--- TASK DIRECTIONS ---
Using the records provided below, locate and copy each line that contains the word "KIELLIP".

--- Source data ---

## begin

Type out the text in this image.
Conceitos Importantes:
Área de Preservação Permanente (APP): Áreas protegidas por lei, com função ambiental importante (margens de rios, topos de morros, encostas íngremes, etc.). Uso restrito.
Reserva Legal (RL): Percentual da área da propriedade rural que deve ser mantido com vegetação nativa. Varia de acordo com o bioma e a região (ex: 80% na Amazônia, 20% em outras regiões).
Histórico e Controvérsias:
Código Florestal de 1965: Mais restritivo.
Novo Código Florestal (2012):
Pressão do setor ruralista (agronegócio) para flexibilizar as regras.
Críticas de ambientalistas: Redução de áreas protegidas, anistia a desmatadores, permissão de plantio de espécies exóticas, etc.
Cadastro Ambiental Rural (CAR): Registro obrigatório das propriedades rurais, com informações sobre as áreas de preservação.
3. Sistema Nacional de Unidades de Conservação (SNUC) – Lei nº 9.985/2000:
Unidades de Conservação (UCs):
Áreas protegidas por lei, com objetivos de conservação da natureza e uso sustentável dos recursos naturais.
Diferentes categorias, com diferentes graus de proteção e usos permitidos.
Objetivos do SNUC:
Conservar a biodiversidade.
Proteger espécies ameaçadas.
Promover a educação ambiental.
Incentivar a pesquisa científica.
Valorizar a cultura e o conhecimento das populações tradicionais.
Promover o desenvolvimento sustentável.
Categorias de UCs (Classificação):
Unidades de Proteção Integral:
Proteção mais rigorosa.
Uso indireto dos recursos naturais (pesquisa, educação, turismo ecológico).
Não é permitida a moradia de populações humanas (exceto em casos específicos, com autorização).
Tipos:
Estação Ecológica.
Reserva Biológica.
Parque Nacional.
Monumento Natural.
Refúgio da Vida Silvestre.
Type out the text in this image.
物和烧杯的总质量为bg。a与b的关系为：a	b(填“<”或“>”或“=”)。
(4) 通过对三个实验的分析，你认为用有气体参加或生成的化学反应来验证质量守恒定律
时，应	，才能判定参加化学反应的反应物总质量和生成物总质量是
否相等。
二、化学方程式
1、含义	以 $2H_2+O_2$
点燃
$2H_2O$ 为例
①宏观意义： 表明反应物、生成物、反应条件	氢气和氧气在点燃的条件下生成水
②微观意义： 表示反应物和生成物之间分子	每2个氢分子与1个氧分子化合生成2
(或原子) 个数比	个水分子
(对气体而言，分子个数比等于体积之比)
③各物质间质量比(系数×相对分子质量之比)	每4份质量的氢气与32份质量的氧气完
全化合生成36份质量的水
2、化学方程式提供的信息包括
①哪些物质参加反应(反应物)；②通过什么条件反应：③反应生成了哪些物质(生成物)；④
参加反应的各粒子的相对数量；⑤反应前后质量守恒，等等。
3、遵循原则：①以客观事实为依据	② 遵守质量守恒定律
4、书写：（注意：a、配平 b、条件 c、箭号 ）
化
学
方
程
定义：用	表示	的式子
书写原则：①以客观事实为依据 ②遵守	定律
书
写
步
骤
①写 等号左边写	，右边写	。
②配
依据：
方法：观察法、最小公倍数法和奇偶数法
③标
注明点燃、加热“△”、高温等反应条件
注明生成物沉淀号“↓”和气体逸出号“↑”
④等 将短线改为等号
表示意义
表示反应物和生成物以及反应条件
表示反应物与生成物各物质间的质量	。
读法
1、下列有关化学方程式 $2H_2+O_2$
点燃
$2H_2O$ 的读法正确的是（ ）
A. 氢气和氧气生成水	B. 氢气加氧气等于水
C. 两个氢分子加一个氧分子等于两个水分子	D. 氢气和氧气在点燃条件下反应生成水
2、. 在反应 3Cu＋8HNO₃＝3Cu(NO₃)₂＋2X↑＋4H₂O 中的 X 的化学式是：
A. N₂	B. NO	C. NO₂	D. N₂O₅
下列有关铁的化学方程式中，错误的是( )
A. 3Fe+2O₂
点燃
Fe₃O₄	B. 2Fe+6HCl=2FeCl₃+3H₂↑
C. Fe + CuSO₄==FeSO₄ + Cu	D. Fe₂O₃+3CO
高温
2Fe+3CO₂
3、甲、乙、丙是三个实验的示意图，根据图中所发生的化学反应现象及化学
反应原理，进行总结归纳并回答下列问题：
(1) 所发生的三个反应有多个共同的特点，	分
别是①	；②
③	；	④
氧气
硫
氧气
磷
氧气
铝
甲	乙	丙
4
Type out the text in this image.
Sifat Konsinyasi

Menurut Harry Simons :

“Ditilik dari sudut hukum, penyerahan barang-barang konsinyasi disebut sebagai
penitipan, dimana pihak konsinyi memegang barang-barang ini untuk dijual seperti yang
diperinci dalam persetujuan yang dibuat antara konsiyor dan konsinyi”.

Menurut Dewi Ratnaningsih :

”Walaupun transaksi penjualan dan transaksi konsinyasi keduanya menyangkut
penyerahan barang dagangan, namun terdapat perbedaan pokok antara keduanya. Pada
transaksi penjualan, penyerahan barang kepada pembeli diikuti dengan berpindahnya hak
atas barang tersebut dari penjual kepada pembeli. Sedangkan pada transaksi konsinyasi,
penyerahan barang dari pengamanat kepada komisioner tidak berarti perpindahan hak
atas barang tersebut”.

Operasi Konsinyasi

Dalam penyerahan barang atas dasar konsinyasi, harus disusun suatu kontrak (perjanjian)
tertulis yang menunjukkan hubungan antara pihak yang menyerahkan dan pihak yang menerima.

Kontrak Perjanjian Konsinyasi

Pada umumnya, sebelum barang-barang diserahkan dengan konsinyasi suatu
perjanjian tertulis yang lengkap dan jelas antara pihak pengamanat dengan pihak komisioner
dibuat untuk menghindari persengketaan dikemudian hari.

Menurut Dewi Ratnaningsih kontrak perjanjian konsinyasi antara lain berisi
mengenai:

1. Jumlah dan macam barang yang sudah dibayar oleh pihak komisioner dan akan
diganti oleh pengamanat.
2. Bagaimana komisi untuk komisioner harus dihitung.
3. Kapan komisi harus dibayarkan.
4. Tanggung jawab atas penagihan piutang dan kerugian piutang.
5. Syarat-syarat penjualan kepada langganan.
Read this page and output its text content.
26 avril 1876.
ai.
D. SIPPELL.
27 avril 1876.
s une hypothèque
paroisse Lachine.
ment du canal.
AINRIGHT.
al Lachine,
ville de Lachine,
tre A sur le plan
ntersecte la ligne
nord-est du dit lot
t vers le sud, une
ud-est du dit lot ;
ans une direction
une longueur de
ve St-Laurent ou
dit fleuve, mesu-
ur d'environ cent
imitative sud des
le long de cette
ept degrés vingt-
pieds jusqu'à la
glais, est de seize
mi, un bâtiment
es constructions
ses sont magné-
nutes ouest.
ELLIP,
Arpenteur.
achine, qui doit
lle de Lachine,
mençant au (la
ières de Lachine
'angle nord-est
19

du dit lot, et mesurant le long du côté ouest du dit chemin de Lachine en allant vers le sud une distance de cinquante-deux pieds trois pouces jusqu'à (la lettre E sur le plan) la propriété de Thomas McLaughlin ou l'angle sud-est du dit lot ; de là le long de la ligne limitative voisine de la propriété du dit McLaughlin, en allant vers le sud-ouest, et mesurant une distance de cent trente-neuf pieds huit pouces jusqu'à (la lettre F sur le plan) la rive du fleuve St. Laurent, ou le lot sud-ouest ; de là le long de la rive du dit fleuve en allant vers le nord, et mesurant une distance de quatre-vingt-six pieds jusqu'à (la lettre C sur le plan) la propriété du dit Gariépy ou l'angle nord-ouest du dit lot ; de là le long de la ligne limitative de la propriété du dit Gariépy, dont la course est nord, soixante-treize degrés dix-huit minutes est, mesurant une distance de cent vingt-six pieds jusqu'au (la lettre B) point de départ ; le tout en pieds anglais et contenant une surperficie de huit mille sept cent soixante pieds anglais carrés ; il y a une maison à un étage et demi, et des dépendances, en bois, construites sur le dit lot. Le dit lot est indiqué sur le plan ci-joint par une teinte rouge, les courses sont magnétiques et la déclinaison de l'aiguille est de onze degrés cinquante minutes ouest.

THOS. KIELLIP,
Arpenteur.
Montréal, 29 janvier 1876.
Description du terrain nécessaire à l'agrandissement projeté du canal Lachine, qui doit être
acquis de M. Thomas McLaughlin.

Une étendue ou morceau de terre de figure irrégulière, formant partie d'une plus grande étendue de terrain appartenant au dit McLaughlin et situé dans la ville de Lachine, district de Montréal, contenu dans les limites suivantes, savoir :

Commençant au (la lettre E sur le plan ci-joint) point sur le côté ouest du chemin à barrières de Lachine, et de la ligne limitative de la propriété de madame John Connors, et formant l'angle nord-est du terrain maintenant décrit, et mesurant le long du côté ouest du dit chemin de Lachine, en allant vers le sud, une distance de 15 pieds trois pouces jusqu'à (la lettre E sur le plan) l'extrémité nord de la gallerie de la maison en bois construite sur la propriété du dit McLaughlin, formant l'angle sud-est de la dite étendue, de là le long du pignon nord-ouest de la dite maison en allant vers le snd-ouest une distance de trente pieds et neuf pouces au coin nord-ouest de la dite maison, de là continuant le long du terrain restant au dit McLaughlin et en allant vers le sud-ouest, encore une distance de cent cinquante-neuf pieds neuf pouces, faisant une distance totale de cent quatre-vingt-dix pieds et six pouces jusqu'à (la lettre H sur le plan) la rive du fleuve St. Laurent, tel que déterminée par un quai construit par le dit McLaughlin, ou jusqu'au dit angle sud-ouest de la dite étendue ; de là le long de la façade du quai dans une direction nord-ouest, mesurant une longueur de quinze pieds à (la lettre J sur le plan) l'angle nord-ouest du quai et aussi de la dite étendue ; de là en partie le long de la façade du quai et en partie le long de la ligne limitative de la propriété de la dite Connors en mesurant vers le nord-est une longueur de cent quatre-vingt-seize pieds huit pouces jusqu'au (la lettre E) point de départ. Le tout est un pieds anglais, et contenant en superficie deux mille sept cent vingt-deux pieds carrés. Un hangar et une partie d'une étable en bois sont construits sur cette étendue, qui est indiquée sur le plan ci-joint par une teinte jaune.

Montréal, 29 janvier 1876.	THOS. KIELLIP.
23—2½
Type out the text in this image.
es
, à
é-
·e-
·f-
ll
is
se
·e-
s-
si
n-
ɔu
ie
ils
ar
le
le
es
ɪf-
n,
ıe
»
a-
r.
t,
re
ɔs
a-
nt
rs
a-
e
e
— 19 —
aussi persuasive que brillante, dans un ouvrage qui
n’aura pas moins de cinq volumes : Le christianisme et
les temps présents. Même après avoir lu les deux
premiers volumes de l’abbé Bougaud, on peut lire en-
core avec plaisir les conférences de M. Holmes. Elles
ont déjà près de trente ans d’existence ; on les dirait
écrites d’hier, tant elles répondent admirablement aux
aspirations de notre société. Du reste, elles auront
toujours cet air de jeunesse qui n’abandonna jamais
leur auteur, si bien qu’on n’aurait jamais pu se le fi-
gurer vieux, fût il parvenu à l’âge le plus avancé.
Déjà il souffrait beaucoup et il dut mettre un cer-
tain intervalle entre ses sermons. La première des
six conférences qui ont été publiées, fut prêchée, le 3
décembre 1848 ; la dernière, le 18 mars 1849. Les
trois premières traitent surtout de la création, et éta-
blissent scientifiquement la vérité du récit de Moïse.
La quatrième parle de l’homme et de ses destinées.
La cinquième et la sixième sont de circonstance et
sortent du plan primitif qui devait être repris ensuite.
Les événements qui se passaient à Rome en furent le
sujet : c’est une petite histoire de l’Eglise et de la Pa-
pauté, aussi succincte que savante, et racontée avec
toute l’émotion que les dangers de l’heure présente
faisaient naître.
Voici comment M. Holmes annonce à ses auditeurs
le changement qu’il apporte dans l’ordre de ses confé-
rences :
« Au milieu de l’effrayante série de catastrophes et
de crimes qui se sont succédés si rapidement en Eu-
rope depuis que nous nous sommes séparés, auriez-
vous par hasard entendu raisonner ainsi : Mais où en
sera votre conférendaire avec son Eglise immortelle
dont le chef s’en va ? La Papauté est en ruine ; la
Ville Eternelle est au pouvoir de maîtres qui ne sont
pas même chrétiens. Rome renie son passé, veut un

## end

--- ANSWER FOR THIS EXERCISE ---
THOS. KIELLIP,
Montréal, 29 janvier 1876.	THOS. KIELLIP.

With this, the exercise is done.